— Begin —

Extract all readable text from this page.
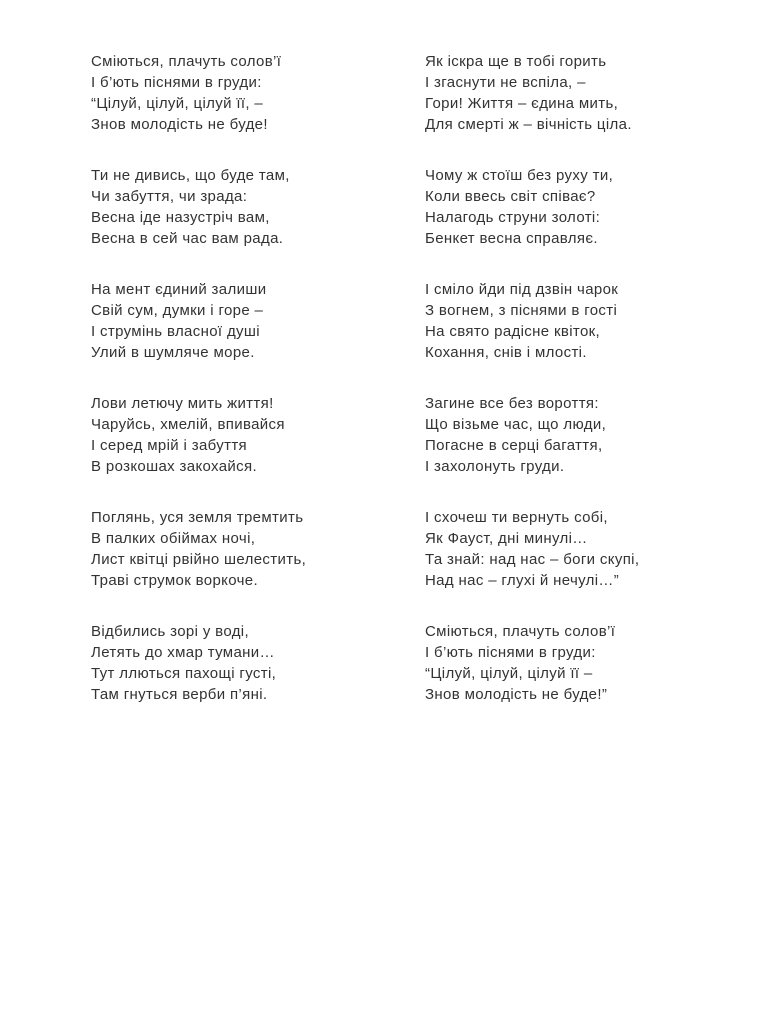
Сміються, плачуть солов’ї
І б’ють піснями в груди:
“Цілуй, цілуй, цілуй її, –
Знов молодість не буде!
Ти не дивись, що буде там,
Чи забуття, чи зрада:
Весна іде назустріч вам,
Весна в сей час вам рада.
На мент єдиний залиши
Свій сум, думки і горе –
І струмінь власної душі
Улий в шумляче море.
Лови летючу мить життя!
Чаруйсь, хмелій, впивайся
І серед мрій і забуття
В розкошах закохайся.
Поглянь, уся земля тремтить
В палких обіймах ночі,
Лист квітці рвійно шелестить,
Траві струмок воркоче.
Відбились зорі у воді,
Летять до хмар тумани…
Тут ллються пахощі густі,
Там гнуться верби п’яні.
Як іскра ще в тобі горить
І згаснути не вспіла, –
Гори! Життя – єдина мить,
Для смерті ж – вічність ціла.
Чому ж стоїш без руху ти,
Коли ввесь світ співає?
Налагодь струни золоті:
Бенкет весна справляє.
І сміло йди під дзвін чарок
З вогнем, з піснями в гості
На свято радісне квіток,
Кохання, снів і млості.
Загине все без вороття:
Що візьме час, що люди,
Погасне в серці багаття,
І захолонуть груди.
І схочеш ти вернуть собі,
Як Фауст, дні минулі…
Та знай: над нас – боги скупі,
Над нас – глухі й нечулі…”
Сміються, плачуть солов’ї
І б’ють піснями в груди:
“Цілуй, цілуй, цілуй її –
Знов молодість не буде!”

— End —

### THE TASK
Write out the material above once more, exactly as it reads, with no pictures.

### ANSWER
Extract all readable text from this page.
Сміються, плачуть солов’ї
І б’ють піснями в груди:
“Цілуй, цілуй, цілуй її, –
Знов молодість не буде!
Ти не дивись, що буде там,
Чи забуття, чи зрада:
Весна іде назустріч вам,
Весна в сей час вам рада.
На мент єдиний залиши
Свій сум, думки і горе –
І струмінь власної душі
Улий в шумляче море.
Лови летючу мить життя!
Чаруйсь, хмелій, впивайся
І серед мрій і забуття
В розкошах закохайся.
Поглянь, уся земля тремтить
В палких обіймах ночі,
Лист квітці рвійно шелестить,
Траві струмок воркоче.
Відбились зорі у воді,
Летять до хмар тумани…
Тут ллються пахощі густі,
Там гнуться верби п’яні.
Як іскра ще в тобі горить
І згаснути не вспіла, –
Гори! Життя – єдина мить,
Для смерті ж – вічність ціла.
Чому ж стоїш без руху ти,
Коли ввесь світ співає?
Налагодь струни золоті:
Бенкет весна справляє.
І сміло йди під дзвін чарок
З вогнем, з піснями в гості
На свято радісне квіток,
Кохання, снів і млості.
Загине все без вороття:
Що візьме час, що люди,
Погасне в серці багаття,
І захолонуть груди.
І схочеш ти вернуть собі,
Як Фауст, дні минулі…
Та знай: над нас – боги скупі,
Над нас – глухі й нечулі…”
Сміються, плачуть солов’ї
І б’ють піснями в груди:
“Цілуй, цілуй, цілуй її –
Знов молодість не буде!”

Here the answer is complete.